• _PROBLEM TO WORK ON_
Transcribe the lines below verbatim, skipping the images.
--- begin ---
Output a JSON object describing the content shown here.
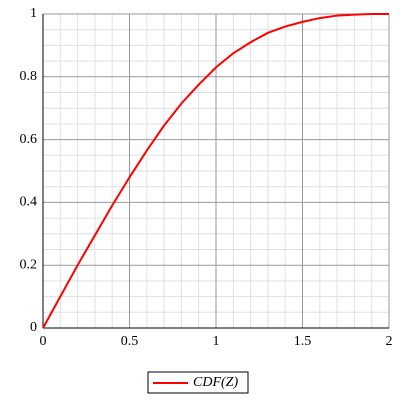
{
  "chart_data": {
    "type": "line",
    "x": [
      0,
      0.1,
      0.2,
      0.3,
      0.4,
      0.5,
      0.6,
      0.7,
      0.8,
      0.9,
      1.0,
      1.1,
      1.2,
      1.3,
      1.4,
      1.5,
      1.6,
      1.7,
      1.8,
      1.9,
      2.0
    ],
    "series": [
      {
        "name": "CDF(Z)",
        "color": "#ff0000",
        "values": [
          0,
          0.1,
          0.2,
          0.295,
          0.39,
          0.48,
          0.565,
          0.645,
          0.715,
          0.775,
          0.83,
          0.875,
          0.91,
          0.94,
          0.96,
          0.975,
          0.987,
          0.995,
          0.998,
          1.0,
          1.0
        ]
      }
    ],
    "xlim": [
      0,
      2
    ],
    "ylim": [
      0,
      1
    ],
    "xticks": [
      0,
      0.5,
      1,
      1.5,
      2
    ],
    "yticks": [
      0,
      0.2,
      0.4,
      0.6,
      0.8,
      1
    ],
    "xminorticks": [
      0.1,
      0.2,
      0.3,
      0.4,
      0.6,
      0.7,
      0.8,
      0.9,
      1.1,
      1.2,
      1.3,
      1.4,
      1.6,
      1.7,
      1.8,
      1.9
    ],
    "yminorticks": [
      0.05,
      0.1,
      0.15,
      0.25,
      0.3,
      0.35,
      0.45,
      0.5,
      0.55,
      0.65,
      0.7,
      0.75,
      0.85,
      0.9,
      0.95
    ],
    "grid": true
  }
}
--- end ---
• _TASK ANSWER_
Output a JSON object describing the content shown here.
{
  "chart_data": {
    "type": "line",
    "x": [
      0,
      0.1,
      0.2,
      0.3,
      0.4,
      0.5,
      0.6,
      0.7,
      0.8,
      0.9,
      1.0,
      1.1,
      1.2,
      1.3,
      1.4,
      1.5,
      1.6,
      1.7,
      1.8,
      1.9,
      2.0
    ],
    "series": [
      {
        "name": "CDF(Z)",
        "color": "#ff0000",
        "values": [
          0,
          0.1,
          0.2,
          0.295,
          0.39,
          0.48,
          0.565,
          0.645,
          0.715,
          0.775,
          0.83,
          0.875,
          0.91,
          0.94,
          0.96,
          0.975,
          0.987,
          0.995,
          0.998,
          1.0,
          1.0
        ]
      }
    ],
    "xlim": [
      0,
      2
    ],
    "ylim": [
      0,
      1
    ],
    "xticks": [
      0,
      0.5,
      1,
      1.5,
      2
    ],
    "yticks": [
      0,
      0.2,
      0.4,
      0.6,
      0.8,
      1
    ],
    "xminorticks": [
      0.1,
      0.2,
      0.3,
      0.4,
      0.6,
      0.7,
      0.8,
      0.9,
      1.1,
      1.2,
      1.3,
      1.4,
      1.6,
      1.7,
      1.8,
      1.9
    ],
    "yminorticks": [
      0.05,
      0.1,
      0.15,
      0.25,
      0.3,
      0.35,
      0.45,
      0.5,
      0.55,
      0.65,
      0.7,
      0.75,
      0.85,
      0.9,
      0.95
    ],
    "grid": true
  }
}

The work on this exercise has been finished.